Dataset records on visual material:
******

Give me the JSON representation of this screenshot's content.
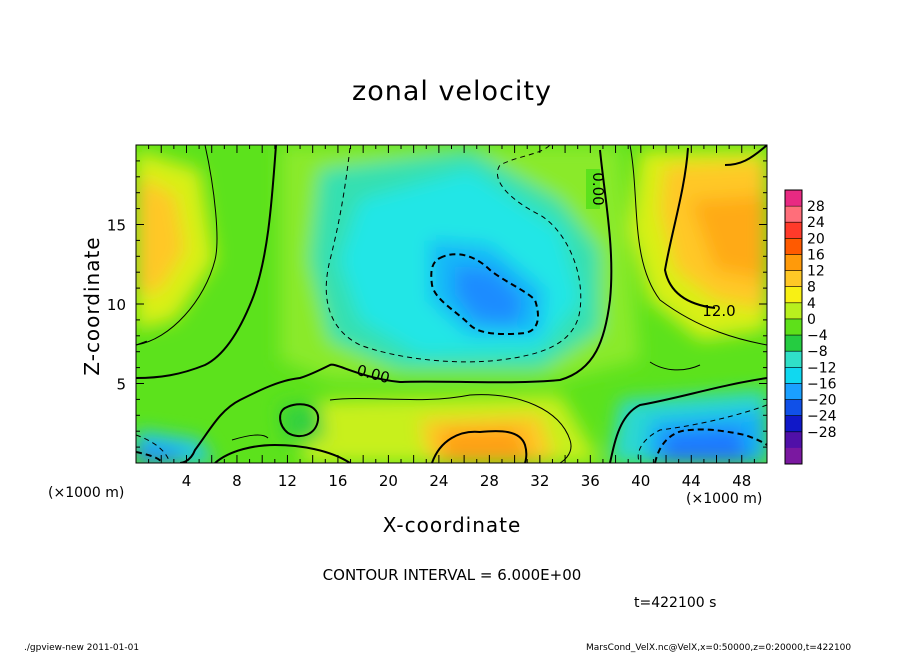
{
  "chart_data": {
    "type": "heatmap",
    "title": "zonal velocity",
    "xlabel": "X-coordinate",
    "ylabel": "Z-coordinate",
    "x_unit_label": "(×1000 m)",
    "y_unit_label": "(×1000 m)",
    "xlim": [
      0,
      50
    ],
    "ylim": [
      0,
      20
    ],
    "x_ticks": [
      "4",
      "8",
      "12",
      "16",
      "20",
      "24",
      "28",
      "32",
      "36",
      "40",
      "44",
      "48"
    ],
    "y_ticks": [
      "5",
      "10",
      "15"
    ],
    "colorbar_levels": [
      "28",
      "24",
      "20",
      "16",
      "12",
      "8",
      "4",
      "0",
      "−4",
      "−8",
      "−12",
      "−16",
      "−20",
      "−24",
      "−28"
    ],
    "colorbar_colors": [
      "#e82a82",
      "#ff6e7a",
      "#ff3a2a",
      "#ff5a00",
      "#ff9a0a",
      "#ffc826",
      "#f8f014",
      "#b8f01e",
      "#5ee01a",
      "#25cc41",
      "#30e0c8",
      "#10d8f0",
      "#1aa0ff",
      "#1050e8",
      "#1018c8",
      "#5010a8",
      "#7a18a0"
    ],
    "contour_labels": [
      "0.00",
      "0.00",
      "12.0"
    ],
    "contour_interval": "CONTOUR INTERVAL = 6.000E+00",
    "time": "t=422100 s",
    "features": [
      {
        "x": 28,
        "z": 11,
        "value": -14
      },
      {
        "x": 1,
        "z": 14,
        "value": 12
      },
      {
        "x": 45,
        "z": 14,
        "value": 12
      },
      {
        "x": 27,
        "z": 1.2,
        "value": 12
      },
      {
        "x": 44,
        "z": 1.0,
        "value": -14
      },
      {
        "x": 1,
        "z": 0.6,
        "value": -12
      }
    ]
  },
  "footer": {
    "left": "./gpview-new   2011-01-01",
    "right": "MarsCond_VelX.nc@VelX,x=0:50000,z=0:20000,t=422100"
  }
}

******

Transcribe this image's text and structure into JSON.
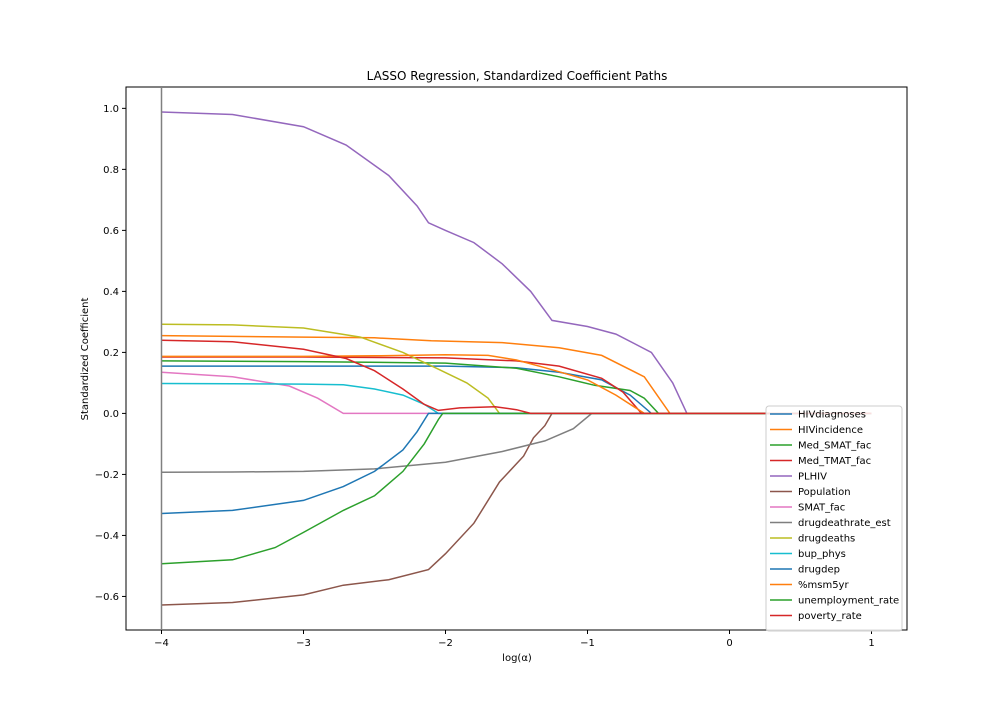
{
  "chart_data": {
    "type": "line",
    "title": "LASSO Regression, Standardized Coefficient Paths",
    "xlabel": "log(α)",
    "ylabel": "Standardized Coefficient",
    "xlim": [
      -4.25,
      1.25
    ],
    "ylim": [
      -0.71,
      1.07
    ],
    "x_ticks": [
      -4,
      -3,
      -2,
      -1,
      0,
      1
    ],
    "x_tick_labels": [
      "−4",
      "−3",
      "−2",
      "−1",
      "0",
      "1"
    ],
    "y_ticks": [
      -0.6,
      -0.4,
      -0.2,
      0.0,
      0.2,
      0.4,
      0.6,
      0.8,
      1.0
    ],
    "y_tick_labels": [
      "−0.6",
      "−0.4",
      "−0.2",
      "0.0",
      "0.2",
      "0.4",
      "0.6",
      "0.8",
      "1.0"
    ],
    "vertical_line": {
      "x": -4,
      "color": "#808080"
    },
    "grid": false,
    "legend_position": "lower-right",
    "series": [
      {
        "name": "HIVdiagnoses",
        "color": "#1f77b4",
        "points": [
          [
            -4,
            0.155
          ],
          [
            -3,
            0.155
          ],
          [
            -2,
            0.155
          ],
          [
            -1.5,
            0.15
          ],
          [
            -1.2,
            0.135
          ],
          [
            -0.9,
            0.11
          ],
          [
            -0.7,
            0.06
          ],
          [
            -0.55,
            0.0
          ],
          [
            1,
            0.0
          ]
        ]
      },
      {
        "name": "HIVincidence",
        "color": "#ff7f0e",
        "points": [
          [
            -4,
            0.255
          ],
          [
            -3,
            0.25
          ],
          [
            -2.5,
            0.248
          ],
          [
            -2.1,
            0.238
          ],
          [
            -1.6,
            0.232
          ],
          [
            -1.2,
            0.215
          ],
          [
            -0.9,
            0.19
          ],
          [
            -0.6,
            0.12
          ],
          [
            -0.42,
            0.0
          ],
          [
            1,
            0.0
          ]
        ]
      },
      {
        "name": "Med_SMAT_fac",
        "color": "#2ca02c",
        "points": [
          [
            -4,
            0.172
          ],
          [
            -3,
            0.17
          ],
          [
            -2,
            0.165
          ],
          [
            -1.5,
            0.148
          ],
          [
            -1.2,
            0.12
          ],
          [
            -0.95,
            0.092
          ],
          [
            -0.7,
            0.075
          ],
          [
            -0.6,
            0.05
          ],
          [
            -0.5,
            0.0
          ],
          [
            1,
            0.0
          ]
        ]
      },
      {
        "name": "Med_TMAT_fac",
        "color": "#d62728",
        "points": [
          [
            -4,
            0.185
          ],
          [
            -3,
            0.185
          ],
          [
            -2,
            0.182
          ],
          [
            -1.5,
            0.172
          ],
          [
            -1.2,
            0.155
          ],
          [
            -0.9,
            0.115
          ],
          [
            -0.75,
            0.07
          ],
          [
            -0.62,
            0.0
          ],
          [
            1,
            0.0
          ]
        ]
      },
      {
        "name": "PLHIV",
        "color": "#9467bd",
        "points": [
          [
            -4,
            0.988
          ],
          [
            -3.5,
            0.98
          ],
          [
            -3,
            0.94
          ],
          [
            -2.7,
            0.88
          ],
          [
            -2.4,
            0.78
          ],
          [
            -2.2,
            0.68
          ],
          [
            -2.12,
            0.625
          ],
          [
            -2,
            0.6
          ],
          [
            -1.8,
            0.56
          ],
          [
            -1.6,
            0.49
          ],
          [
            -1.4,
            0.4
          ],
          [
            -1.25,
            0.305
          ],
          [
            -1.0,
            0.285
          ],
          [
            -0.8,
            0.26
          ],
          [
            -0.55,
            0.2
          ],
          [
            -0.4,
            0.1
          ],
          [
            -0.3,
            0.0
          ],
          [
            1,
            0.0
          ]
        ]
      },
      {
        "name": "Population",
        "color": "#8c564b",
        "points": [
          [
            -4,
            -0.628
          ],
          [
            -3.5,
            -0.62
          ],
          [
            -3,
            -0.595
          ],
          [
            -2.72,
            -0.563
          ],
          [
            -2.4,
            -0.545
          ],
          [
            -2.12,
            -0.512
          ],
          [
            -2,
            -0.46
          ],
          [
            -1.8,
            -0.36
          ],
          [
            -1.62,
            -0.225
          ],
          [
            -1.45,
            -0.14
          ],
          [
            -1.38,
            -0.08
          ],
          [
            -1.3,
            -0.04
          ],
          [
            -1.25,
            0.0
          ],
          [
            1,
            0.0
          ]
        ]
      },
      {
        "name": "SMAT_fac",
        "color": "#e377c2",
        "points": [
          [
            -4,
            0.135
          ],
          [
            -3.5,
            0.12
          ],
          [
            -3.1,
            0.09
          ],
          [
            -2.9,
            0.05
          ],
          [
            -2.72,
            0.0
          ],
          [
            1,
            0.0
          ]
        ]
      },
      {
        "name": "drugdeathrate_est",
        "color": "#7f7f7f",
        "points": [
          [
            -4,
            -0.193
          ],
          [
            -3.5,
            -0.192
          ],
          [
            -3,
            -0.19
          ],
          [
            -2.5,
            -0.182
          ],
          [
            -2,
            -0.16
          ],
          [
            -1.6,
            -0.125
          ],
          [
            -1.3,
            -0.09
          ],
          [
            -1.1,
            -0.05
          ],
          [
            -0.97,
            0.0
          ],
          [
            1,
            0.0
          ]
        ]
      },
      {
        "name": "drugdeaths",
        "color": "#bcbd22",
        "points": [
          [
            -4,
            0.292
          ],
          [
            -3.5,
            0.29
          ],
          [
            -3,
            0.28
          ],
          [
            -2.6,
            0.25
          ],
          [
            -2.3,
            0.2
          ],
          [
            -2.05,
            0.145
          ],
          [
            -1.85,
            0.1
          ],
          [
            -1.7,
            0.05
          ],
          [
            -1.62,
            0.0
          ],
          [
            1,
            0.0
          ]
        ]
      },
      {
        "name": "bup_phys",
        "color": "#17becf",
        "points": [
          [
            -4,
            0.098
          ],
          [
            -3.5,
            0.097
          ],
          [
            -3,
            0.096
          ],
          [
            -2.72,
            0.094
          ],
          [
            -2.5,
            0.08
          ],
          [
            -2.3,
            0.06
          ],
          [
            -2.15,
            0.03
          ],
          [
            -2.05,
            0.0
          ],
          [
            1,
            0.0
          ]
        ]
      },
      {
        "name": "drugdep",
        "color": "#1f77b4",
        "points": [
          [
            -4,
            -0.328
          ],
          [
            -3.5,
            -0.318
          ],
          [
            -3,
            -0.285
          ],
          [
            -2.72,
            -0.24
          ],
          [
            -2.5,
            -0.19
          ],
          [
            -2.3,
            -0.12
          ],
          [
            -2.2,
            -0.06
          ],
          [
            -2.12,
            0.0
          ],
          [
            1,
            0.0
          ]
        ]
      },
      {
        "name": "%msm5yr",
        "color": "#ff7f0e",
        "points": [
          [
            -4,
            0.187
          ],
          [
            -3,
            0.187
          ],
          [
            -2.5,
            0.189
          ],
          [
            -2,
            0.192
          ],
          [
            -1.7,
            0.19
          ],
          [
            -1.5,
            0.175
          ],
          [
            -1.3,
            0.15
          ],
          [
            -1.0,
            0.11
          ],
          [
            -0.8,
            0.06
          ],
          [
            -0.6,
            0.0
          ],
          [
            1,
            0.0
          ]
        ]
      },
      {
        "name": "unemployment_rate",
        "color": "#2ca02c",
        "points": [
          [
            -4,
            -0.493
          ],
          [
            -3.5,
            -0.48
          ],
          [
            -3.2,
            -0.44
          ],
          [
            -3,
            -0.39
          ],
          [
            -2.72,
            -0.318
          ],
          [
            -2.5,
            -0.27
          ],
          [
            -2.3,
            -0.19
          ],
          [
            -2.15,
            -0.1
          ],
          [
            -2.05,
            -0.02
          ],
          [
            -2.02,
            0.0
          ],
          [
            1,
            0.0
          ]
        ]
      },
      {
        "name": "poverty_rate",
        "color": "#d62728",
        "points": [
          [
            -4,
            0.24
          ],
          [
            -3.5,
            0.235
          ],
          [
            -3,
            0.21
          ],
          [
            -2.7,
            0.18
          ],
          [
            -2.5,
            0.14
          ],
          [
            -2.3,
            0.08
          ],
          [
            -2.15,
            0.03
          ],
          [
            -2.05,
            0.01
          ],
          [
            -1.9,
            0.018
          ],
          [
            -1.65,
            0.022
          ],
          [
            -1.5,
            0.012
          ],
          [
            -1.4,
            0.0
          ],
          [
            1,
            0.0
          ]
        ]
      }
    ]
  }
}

******

Filter the listing for the word "JSON" and copy every line that holds it.

Output of the task
Give me the JSON representation of this screenshot's content.
Transcribe this image's text and structure into JSON.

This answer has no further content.